(Region boundary data)
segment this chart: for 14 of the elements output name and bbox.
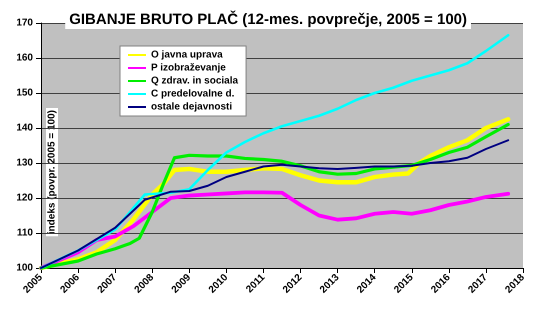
legend-label: C predelovalne d. (151, 88, 235, 100)
y-tick-label: 140 (16, 122, 34, 134)
legend-label: Q zdrav. in sociala (151, 76, 239, 86)
y-tick-label: 170 (16, 18, 34, 28)
legend-label: P izobraževanje (151, 62, 226, 74)
y-tick-label: 110 (16, 228, 34, 238)
y-tick-label: 150 (16, 88, 34, 98)
legend-label: O javna uprava (151, 50, 224, 60)
y-tick-label: 130 (16, 158, 34, 168)
y-tick-label: 160 (16, 52, 34, 64)
y-tick-label: 100 (16, 262, 34, 274)
legend-label: ostale dejavnosti (151, 102, 232, 112)
y-tick-label: 120 (16, 192, 34, 204)
chart-title: GIBANJE BRUTO PLAČ (12-mes. povprečje, 2005 = 100) (69, 10, 468, 28)
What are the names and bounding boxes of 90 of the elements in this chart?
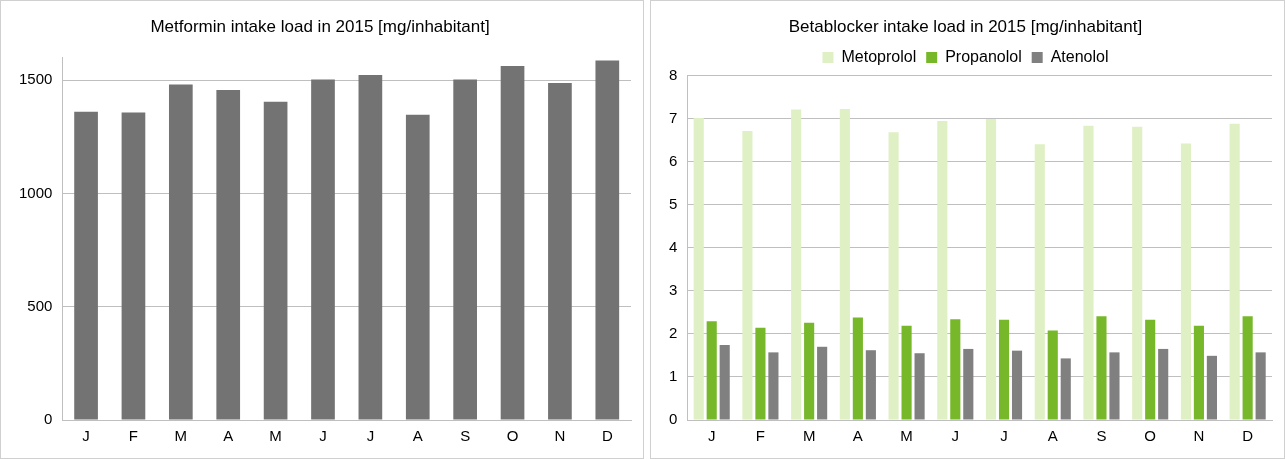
bar: [121, 112, 146, 420]
bar: [693, 118, 704, 420]
bar: [74, 111, 98, 420]
bar: [1158, 348, 1169, 420]
bar: [1229, 123, 1240, 420]
x-tick-label: J: [82, 427, 90, 445]
y-tick-label: 7: [669, 108, 678, 126]
bar: [595, 60, 620, 420]
bar: [963, 348, 974, 420]
x-tick-label: J: [366, 427, 375, 445]
x-tick-label: F: [128, 427, 139, 445]
bar: [1145, 319, 1156, 420]
bar: [839, 109, 850, 420]
bar: [1011, 350, 1023, 420]
bar: [358, 75, 383, 420]
x-tick-label: M: [269, 427, 282, 445]
y-tick-label: 8: [669, 65, 678, 83]
x-tick-label: D: [1242, 427, 1254, 445]
chart-title: Betablocker intake load in 2015 [mg/inhabitant]: [788, 16, 1143, 36]
bar: [405, 114, 430, 420]
bar: [1047, 330, 1058, 420]
bar: [914, 353, 925, 420]
bar: [263, 101, 288, 420]
x-tick-label: D: [601, 427, 613, 445]
x-tick-label: A: [852, 427, 863, 445]
y-tick-label: 1000: [18, 183, 53, 201]
bar: [901, 325, 912, 420]
x-tick-label: J: [1000, 427, 1008, 445]
bar: [768, 352, 779, 420]
x-tick-label: J: [319, 427, 327, 445]
y-tick-label: 0: [669, 410, 678, 428]
bar: [1242, 316, 1253, 420]
bar: [1193, 325, 1204, 420]
x-tick-label: M: [174, 427, 188, 445]
y-tick-label: 0: [44, 410, 53, 428]
bar: [1034, 144, 1045, 420]
bar: [1255, 352, 1266, 420]
y-tick-label: 500: [27, 296, 53, 314]
legend-label: Atenolol: [1050, 47, 1109, 65]
bar: [817, 346, 828, 420]
bar: [985, 118, 997, 420]
x-tick-label: J: [951, 427, 960, 445]
bar: [216, 90, 241, 420]
bar: [719, 345, 730, 420]
bar: [500, 66, 525, 420]
x-tick-label: O: [506, 427, 519, 445]
x-tick-label: F: [755, 427, 766, 445]
bar: [1060, 358, 1071, 420]
x-tick-label: A: [223, 427, 234, 445]
bar: [950, 319, 961, 420]
bar: [706, 321, 717, 420]
y-tick-label: 2: [669, 323, 678, 341]
bar: [1096, 316, 1107, 420]
legend-label: Propanolol: [945, 47, 1022, 65]
x-tick-label: M: [900, 427, 913, 445]
bar: [1206, 355, 1217, 420]
y-tick-label: 1500: [18, 70, 53, 88]
bar: [168, 84, 193, 420]
bar: [865, 350, 876, 420]
bar: [1109, 352, 1120, 420]
x-tick-label: M: [802, 427, 816, 445]
y-tick-label: 6: [669, 151, 678, 169]
x-tick-label: J: [707, 427, 716, 445]
bar: [791, 109, 802, 420]
x-tick-label: N: [1193, 427, 1205, 445]
bar: [755, 327, 766, 420]
bar: [742, 130, 753, 420]
x-tick-label: S: [1096, 427, 1107, 445]
bar: [1180, 143, 1191, 420]
y-tick-label: 5: [669, 194, 678, 212]
y-tick-label: 4: [669, 237, 678, 255]
chart-title: Metformin intake load in 2015 [mg/inhabitant]: [150, 16, 490, 36]
bar: [453, 79, 477, 420]
bar: [998, 319, 1010, 420]
y-tick-label: 3: [669, 280, 678, 298]
x-tick-label: O: [1144, 427, 1157, 445]
x-tick-label: N: [554, 427, 566, 445]
y-tick-label: 1: [669, 367, 678, 385]
x-tick-label: S: [460, 427, 471, 445]
bar: [548, 83, 572, 420]
x-tick-label: A: [1047, 427, 1058, 445]
bar: [937, 121, 948, 420]
x-tick-label: A: [412, 427, 423, 445]
bar: [804, 322, 815, 420]
bar: [311, 79, 335, 420]
bar: [852, 317, 863, 420]
bar: [1083, 125, 1094, 420]
bar: [1132, 126, 1143, 420]
bar: [888, 132, 899, 420]
legend-label: Metoprolol: [841, 47, 917, 65]
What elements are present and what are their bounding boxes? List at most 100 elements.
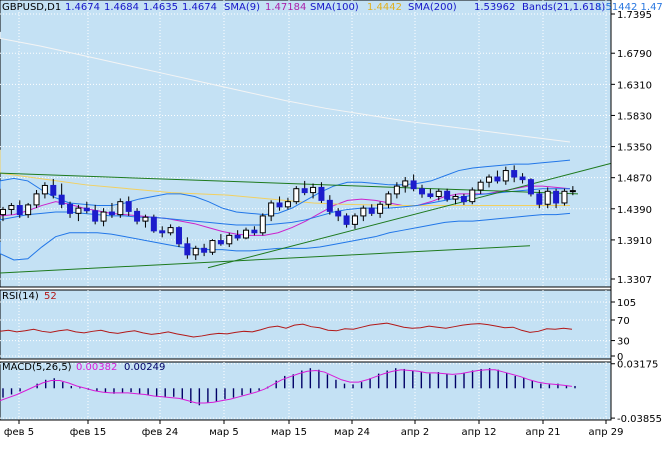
candle[interactable] — [100, 208, 107, 227]
candle[interactable] — [33, 189, 40, 209]
rsi-tick-label: 70 — [617, 316, 630, 327]
candle[interactable] — [502, 166, 509, 185]
candle[interactable] — [486, 174, 493, 188]
candle[interactable] — [175, 226, 182, 248]
candle-body — [511, 170, 518, 178]
trend-line[interactable] — [207, 162, 612, 269]
trend-line[interactable] — [0, 245, 531, 274]
candle[interactable] — [226, 232, 233, 248]
candle-body — [427, 193, 434, 197]
candle[interactable] — [301, 180, 308, 196]
series-bands-lower[interactable] — [0, 212, 571, 261]
candle[interactable] — [393, 182, 400, 199]
candle[interactable] — [217, 234, 224, 246]
candle[interactable] — [377, 201, 384, 218]
candle[interactable] — [92, 204, 99, 225]
candle-body — [435, 190, 442, 197]
candle-body — [402, 180, 409, 187]
candle[interactable] — [243, 227, 250, 240]
candle[interactable] — [134, 208, 141, 225]
candle[interactable] — [402, 177, 409, 193]
candle[interactable] — [276, 196, 283, 211]
candle[interactable] — [343, 213, 350, 228]
series-sma-200-[interactable] — [0, 31, 571, 143]
candle[interactable] — [75, 204, 82, 222]
candle[interactable] — [25, 202, 32, 218]
series-sma-100-[interactable] — [0, 149, 570, 207]
rsi-pane[interactable] — [0, 289, 612, 360]
candle[interactable] — [117, 198, 124, 218]
candle[interactable] — [494, 170, 501, 184]
candle[interactable] — [527, 178, 534, 197]
candle-body — [268, 202, 275, 217]
candle[interactable] — [159, 226, 166, 238]
candle[interactable] — [16, 200, 23, 218]
candle-body — [100, 211, 107, 222]
candle-body — [368, 207, 375, 214]
candle[interactable] — [511, 165, 518, 183]
candle[interactable] — [150, 214, 157, 233]
candle[interactable] — [469, 187, 476, 205]
legend-symbol: GBPUSD,D1 — [2, 2, 61, 13]
candle[interactable] — [268, 200, 275, 222]
candle[interactable] — [293, 186, 300, 205]
candle[interactable] — [444, 188, 451, 202]
candle[interactable] — [360, 205, 367, 222]
macd-pane[interactable] — [0, 361, 612, 421]
y-tick-label: 1.3910 — [617, 236, 652, 247]
series-rsi[interactable] — [0, 322, 573, 338]
candle[interactable] — [234, 230, 241, 241]
candle[interactable] — [184, 237, 191, 259]
candle[interactable] — [410, 174, 417, 192]
candle[interactable] — [209, 239, 216, 255]
candle[interactable] — [519, 173, 526, 184]
candle[interactable] — [385, 191, 392, 209]
candle[interactable] — [569, 186, 576, 196]
candle[interactable] — [125, 196, 132, 216]
price-pane[interactable] — [0, 0, 612, 288]
candle[interactable] — [50, 178, 57, 199]
candle[interactable] — [318, 182, 325, 203]
candle[interactable] — [192, 245, 199, 261]
candle[interactable] — [326, 195, 333, 215]
candle[interactable] — [335, 208, 342, 222]
candle-body — [83, 207, 90, 212]
candle[interactable] — [142, 214, 149, 228]
candle[interactable] — [259, 213, 266, 236]
candle-body — [33, 193, 40, 206]
candle[interactable] — [41, 182, 48, 199]
candle[interactable] — [536, 189, 543, 209]
candle[interactable] — [351, 213, 358, 229]
candle[interactable] — [0, 206, 6, 222]
candle[interactable] — [553, 188, 560, 209]
rsi-tick-label: 30 — [617, 337, 630, 348]
candle-body — [159, 230, 166, 234]
candle[interactable] — [108, 202, 115, 218]
macd-value-signal: 0.00249 — [124, 362, 165, 373]
candle[interactable] — [167, 224, 174, 236]
candle[interactable] — [427, 188, 434, 199]
candle[interactable] — [477, 179, 484, 194]
candle[interactable] — [544, 187, 551, 209]
y-tick-label: 1.5830 — [617, 111, 652, 122]
candle[interactable] — [284, 197, 291, 210]
candle-body — [0, 208, 6, 216]
candle[interactable] — [419, 184, 425, 198]
candle[interactable] — [561, 188, 568, 206]
candle[interactable] — [460, 193, 467, 205]
candle[interactable] — [368, 204, 375, 216]
candle[interactable] — [58, 183, 65, 209]
series-bands-upper[interactable] — [0, 159, 571, 216]
candle[interactable] — [435, 188, 442, 201]
candle[interactable] — [83, 201, 90, 214]
candle[interactable] — [8, 202, 15, 215]
candle[interactable] — [201, 243, 208, 257]
candle[interactable] — [67, 201, 74, 218]
series-macd-signal[interactable] — [0, 369, 573, 404]
candle[interactable] — [310, 183, 317, 199]
candle[interactable] — [452, 193, 459, 205]
candle[interactable] — [251, 226, 258, 236]
candle-body — [553, 190, 560, 204]
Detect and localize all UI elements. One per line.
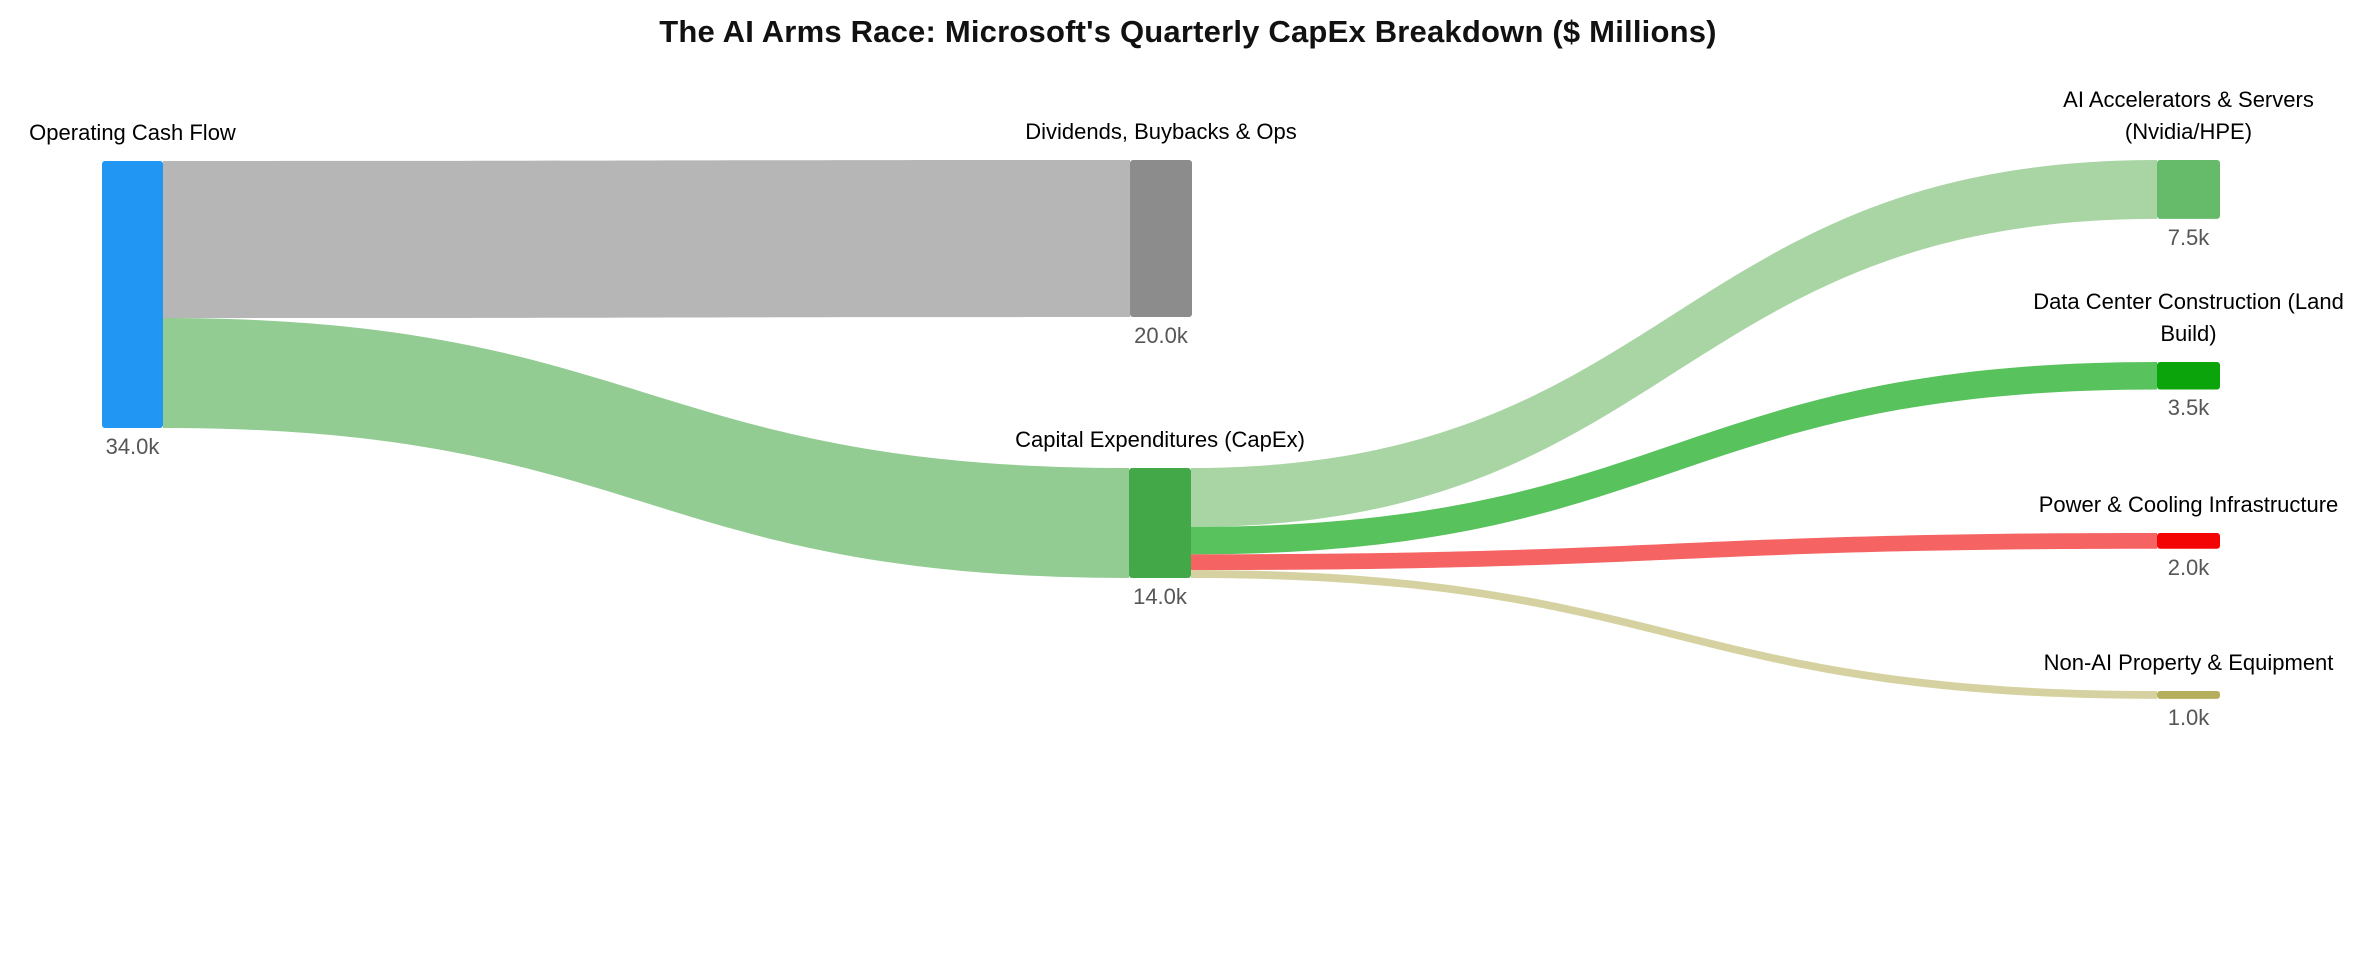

EXERCISE GOAL: Identify every one of the rows above that contains the string "macd", treating uppercase and lowercase as different, and copy each such row in full.

THE COMPLETED TASK:
macd-pane[interactable] — [0, 361, 612, 421]
macd-value-signal: 0.00249 — [124, 362, 165, 373]
series-macd-signal[interactable] — [0, 369, 573, 404]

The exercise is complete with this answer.